(WORK REQUIRED): The entries below must be retyped in full. Keep every word the same.

(EXERCISE DATA begins)

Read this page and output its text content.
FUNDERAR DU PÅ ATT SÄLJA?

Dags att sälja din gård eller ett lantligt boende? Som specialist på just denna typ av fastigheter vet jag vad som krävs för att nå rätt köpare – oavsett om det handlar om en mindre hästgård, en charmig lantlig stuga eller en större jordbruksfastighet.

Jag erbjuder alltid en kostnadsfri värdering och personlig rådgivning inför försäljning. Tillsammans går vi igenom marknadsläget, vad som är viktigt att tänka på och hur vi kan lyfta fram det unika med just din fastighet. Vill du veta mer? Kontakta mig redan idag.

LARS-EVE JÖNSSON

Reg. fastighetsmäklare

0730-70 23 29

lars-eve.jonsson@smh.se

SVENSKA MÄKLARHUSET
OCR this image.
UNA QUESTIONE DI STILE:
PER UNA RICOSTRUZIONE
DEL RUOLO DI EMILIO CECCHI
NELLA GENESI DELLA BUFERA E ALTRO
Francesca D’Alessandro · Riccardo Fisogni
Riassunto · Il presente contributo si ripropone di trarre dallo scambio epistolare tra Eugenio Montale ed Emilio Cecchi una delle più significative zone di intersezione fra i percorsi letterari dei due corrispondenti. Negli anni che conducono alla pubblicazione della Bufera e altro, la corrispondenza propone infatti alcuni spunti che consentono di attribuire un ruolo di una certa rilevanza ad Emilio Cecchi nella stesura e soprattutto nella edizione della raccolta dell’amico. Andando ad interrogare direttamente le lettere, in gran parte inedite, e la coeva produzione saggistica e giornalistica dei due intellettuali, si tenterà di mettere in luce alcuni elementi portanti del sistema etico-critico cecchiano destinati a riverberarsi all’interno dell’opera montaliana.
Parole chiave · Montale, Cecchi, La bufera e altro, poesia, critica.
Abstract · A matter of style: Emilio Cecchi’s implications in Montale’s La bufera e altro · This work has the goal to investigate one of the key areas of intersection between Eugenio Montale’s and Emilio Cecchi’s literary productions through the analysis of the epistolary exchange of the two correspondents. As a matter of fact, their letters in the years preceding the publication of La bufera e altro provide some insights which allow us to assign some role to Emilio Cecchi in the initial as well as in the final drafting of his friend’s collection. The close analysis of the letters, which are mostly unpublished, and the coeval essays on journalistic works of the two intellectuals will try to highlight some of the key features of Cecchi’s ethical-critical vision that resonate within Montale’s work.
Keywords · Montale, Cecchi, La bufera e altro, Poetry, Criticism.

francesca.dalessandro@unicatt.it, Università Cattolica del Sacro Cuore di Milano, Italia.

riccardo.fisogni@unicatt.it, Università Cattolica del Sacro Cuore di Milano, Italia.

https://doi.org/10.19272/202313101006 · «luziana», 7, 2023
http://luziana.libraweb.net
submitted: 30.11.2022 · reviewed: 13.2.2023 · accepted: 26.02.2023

(EXERCISE DATA ends)

(RESPONSE):
Read this page and output its text content.
FUNDERAR DU PÅ ATT SÄLJA?

Dags att sälja din gård eller ett lantligt boende? Som specialist på just denna typ av fastigheter vet jag vad som krävs för att nå rätt köpare – oavsett om det handlar om en mindre hästgård, en charmig lantlig stuga eller en större jordbruksfastighet.

Jag erbjuder alltid en kostnadsfri värdering och personlig rådgivning inför försäljning. Tillsammans går vi igenom marknadsläget, vad som är viktigt att tänka på och hur vi kan lyfta fram det unika med just din fastighet. Vill du veta mer? Kontakta mig redan idag.

LARS-EVE JÖNSSON

Reg. fastighetsmäklare

0730-70 23 29

lars-eve.jonsson@smh.se

SVENSKA MÄKLARHUSET
OCR this image.
UNA QUESTIONE DI STILE:
PER UNA RICOSTRUZIONE
DEL RUOLO DI EMILIO CECCHI
NELLA GENESI DELLA BUFERA E ALTRO
Francesca D’Alessandro · Riccardo Fisogni
Riassunto · Il presente contributo si ripropone di trarre dallo scambio epistolare tra Eugenio Montale ed Emilio Cecchi una delle più significative zone di intersezione fra i percorsi letterari dei due corrispondenti. Negli anni che conducono alla pubblicazione della Bufera e altro, la corrispondenza propone infatti alcuni spunti che consentono di attribuire un ruolo di una certa rilevanza ad Emilio Cecchi nella stesura e soprattutto nella edizione della raccolta dell’amico. Andando ad interrogare direttamente le lettere, in gran parte inedite, e la coeva produzione saggistica e giornalistica dei due intellettuali, si tenterà di mettere in luce alcuni elementi portanti del sistema etico-critico cecchiano destinati a riverberarsi all’interno dell’opera montaliana.
Parole chiave · Montale, Cecchi, La bufera e altro, poesia, critica.
Abstract · A matter of style: Emilio Cecchi’s implications in Montale’s La bufera e altro · This work has the goal to investigate one of the key areas of intersection between Eugenio Montale’s and Emilio Cecchi’s literary productions through the analysis of the epistolary exchange of the two correspondents. As a matter of fact, their letters in the years preceding the publication of La bufera e altro provide some insights which allow us to assign some role to Emilio Cecchi in the initial as well as in the final drafting of his friend’s collection. The close analysis of the letters, which are mostly unpublished, and the coeval essays on journalistic works of the two intellectuals will try to highlight some of the key features of Cecchi’s ethical-critical vision that resonate within Montale’s work.
Keywords · Montale, Cecchi, La bufera e altro, Poetry, Criticism.

francesca.dalessandro@unicatt.it, Università Cattolica del Sacro Cuore di Milano, Italia.

riccardo.fisogni@unicatt.it, Università Cattolica del Sacro Cuore di Milano, Italia.

https://doi.org/10.19272/202313101006 · «luziana», 7, 2023
http://luziana.libraweb.net
submitted: 30.11.2022 · reviewed: 13.2.2023 · accepted: 26.02.2023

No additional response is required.